#### Material to process:
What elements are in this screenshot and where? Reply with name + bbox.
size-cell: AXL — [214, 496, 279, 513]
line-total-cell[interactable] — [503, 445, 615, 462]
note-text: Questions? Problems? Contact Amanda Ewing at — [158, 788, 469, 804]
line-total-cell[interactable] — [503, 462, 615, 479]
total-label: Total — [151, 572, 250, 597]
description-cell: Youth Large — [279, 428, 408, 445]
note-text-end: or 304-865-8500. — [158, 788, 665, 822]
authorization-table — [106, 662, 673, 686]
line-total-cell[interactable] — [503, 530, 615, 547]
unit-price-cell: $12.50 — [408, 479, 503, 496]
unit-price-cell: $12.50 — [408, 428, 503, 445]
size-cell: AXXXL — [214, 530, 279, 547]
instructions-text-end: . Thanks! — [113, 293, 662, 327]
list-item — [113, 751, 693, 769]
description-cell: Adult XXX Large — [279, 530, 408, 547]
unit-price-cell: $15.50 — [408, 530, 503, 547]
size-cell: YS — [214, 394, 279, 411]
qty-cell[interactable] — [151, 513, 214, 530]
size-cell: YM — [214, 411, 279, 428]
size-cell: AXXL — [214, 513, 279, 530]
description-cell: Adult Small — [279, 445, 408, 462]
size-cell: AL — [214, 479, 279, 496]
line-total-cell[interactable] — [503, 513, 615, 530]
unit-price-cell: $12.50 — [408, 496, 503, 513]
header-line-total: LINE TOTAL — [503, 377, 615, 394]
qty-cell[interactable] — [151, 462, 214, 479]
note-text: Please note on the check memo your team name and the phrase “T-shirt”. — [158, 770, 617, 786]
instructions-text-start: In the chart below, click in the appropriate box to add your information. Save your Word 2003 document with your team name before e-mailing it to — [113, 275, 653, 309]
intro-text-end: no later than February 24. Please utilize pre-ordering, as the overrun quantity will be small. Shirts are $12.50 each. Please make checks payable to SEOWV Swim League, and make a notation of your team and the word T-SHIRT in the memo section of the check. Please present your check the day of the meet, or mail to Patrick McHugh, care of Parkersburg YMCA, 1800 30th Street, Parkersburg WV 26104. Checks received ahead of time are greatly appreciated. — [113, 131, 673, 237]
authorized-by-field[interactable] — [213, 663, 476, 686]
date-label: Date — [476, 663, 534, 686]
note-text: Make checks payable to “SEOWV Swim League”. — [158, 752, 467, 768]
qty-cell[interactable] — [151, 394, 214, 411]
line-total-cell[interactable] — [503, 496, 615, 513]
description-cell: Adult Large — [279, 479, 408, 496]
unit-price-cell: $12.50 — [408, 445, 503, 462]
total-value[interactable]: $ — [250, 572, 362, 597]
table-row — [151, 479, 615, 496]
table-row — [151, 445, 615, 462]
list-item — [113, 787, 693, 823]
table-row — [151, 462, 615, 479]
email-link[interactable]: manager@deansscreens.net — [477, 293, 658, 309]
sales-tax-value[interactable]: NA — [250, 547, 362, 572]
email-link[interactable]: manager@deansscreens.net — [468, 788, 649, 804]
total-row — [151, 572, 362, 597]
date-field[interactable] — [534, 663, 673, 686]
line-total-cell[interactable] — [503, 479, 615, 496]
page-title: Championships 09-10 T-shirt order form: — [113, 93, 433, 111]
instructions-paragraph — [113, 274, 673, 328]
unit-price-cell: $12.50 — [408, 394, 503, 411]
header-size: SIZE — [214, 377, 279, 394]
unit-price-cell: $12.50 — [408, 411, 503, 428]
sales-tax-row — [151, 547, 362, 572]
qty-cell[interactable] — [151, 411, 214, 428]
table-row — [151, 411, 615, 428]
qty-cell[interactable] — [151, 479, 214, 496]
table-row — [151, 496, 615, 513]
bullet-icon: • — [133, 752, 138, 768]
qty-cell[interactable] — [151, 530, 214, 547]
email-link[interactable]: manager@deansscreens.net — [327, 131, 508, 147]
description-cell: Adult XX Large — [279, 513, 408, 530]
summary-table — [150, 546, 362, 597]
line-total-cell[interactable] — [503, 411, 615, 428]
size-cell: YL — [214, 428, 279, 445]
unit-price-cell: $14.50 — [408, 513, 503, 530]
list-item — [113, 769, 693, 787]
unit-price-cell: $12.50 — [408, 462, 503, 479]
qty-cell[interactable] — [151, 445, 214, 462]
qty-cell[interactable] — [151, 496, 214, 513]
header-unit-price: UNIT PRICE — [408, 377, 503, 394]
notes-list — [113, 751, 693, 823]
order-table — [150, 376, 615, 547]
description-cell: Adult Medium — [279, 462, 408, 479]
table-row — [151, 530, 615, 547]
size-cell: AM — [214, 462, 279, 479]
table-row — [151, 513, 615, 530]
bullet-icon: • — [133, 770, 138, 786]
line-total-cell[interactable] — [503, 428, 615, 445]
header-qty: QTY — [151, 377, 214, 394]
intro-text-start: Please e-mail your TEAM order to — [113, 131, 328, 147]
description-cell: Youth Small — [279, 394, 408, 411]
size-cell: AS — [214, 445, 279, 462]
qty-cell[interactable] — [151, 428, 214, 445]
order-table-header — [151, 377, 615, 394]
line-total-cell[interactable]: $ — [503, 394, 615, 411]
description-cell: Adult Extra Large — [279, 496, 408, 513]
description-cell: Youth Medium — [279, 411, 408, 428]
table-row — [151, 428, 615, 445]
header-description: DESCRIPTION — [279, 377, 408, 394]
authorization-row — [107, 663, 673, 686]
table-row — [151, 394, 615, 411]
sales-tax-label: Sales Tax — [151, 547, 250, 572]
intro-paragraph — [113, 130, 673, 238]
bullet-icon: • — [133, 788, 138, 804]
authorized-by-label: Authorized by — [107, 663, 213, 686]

#### Your objective:
Format every line of the listing above as a JSON list of strings, with one string per line and no blank lines.

#### Result of the task:
[
  "What elements are in this screenshot and where? Reply with name + bbox.",
  "size-cell: AXL — [214, 496, 279, 513]",
  "line-total-cell[interactable] — [503, 445, 615, 462]",
  "note-text: Questions? Problems? Contact Amanda Ewing at — [158, 788, 469, 804]",
  "line-total-cell[interactable] — [503, 462, 615, 479]",
  "total-label: Total — [151, 572, 250, 597]",
  "description-cell: Youth Large — [279, 428, 408, 445]",
  "note-text-end: or 304-865-8500. — [158, 788, 665, 822]",
  "authorization-table — [106, 662, 673, 686]",
  "line-total-cell[interactable] — [503, 530, 615, 547]",
  "unit-price-cell: $12.50 — [408, 479, 503, 496]",
  "unit-price-cell: $12.50 — [408, 428, 503, 445]",
  "size-cell: AXXXL — [214, 530, 279, 547]",
  "instructions-text-end: . Thanks! — [113, 293, 662, 327]",
  "list-item — [113, 751, 693, 769]",
  "description-cell: Adult XXX Large — [279, 530, 408, 547]",
  "unit-price-cell: $15.50 — [408, 530, 503, 547]",
  "size-cell: YS — [214, 394, 279, 411]",
  "qty-cell[interactable] — [151, 513, 214, 530]",
  "size-cell: YM — [214, 411, 279, 428]",
  "size-cell: AXXL — [214, 513, 279, 530]",
  "description-cell: Adult Small — [279, 445, 408, 462]",
  "size-cell: AL — [214, 479, 279, 496]",
  "line-total-cell[interactable] — [503, 513, 615, 530]",
  "unit-price-cell: $12.50 — [408, 496, 503, 513]",
  "header-line-total: LINE TOTAL — [503, 377, 615, 394]",
  "qty-cell[interactable] — [151, 462, 214, 479]",
  "note-text: Please note on the check memo your team name and the phrase “T-shirt”. — [158, 770, 617, 786]",
  "instructions-text-start: In the chart below, click in the appropriate box to add your information. Save your Word 2003 document with your team name before e-mailing it to — [113, 275, 653, 309]",
  "intro-text-end: no later than February 24. Please utilize pre-ordering, as the overrun quantity will be small. Shirts are $12.50 each. Please make checks payable to SEOWV Swim League, and make a notation of your team and the word T-SHIRT in the memo section of the check. Please present your check the day of the meet, or mail to Patrick McHugh, care of Parkersburg YMCA, 1800 30th Street, Parkersburg WV 26104. Checks received ahead of time are greatly appreciated. — [113, 131, 673, 237]",
  "authorized-by-field[interactable] — [213, 663, 476, 686]",
  "date-label: Date — [476, 663, 534, 686]",
  "note-text: Make checks payable to “SEOWV Swim League”. — [158, 752, 467, 768]",
  "qty-cell[interactable] — [151, 394, 214, 411]",
  "line-total-cell[interactable] — [503, 496, 615, 513]",
  "description-cell: Adult Large — [279, 479, 408, 496]",
  "unit-price-cell: $12.50 — [408, 445, 503, 462]",
  "total-value[interactable]: $ — [250, 572, 362, 597]",
  "table-row — [151, 479, 615, 496]",
  "table-row — [151, 445, 615, 462]",
  "list-item — [113, 787, 693, 823]",
  "table-row — [151, 462, 615, 479]",
  "email-link[interactable]: manager@deansscreens.net — [477, 293, 658, 309]",
  "sales-tax-value[interactable]: NA — [250, 547, 362, 572]",
  "email-link[interactable]: manager@deansscreens.net — [468, 788, 649, 804]",
  "total-row — [151, 572, 362, 597]",
  "date-field[interactable] — [534, 663, 673, 686]",
  "line-total-cell[interactable] — [503, 479, 615, 496]",
  "page-title: Championships 09-10 T-shirt order form: — [113, 93, 433, 111]",
  "instructions-paragraph — [113, 274, 673, 328]",
  "unit-price-cell: $12.50 — [408, 394, 503, 411]",
  "header-size: SIZE — [214, 377, 279, 394]",
  "unit-price-cell: $12.50 — [408, 411, 503, 428]",
  "sales-tax-row — [151, 547, 362, 572]",
  "qty-cell[interactable] — [151, 411, 214, 428]",
  "table-row — [151, 411, 615, 428]",
  "qty-cell[interactable] — [151, 479, 214, 496]",
  "table-row — [151, 496, 615, 513]",
  "bullet-icon: • — [133, 752, 138, 768]",
  "qty-cell[interactable] — [151, 530, 214, 547]",
  "email-link[interactable]: manager@deansscreens.net — [327, 131, 508, 147]",
  "description-cell: Adult XX Large — [279, 513, 408, 530]",
  "summary-table — [150, 546, 362, 597]",
  "line-total-cell[interactable] — [503, 411, 615, 428]",
  "size-cell: YL — [214, 428, 279, 445]",
  "unit-price-cell: $14.50 — [408, 513, 503, 530]",
  "list-item — [113, 769, 693, 787]",
  "unit-price-cell: $12.50 — [408, 462, 503, 479]",
  "qty-cell[interactable] — [151, 445, 214, 462]",
  "qty-cell[interactable] — [151, 496, 214, 513]",
  "header-unit-price: UNIT PRICE — [408, 377, 503, 394]",
  "notes-list — [113, 751, 693, 823]",
  "order-table — [150, 376, 615, 547]",
  "description-cell: Adult Medium — [279, 462, 408, 479]",
  "table-row — [151, 530, 615, 547]",
  "size-cell: AM — [214, 462, 279, 479]",
  "table-row — [151, 513, 615, 530]",
  "bullet-icon: • — [133, 770, 138, 786]",
  "line-total-cell[interactable] — [503, 428, 615, 445]",
  "header-qty: QTY — [151, 377, 214, 394]",
  "intro-text-start: Please e-mail your TEAM order to — [113, 131, 328, 147]",
  "description-cell: Youth Small — [279, 394, 408, 411]",
  "size-cell: AS — [214, 445, 279, 462]",
  "qty-cell[interactable] — [151, 428, 214, 445]",
  "order-table-header — [151, 377, 615, 394]",
  "line-total-cell[interactable]: $ — [503, 394, 615, 411]",
  "description-cell: Adult Extra Large — [279, 496, 408, 513]",
  "description-cell: Youth Medium — [279, 411, 408, 428]",
  "table-row — [151, 428, 615, 445]",
  "header-description: DESCRIPTION — [279, 377, 408, 394]",
  "authorization-row — [107, 663, 673, 686]",
  "table-row — [151, 394, 615, 411]",
  "sales-tax-label: Sales Tax — [151, 547, 250, 572]",
  "intro-paragraph — [113, 130, 673, 238]",
  "bullet-icon: • — [133, 788, 138, 804]",
  "authorized-by-label: Authorized by — [107, 663, 213, 686]"
]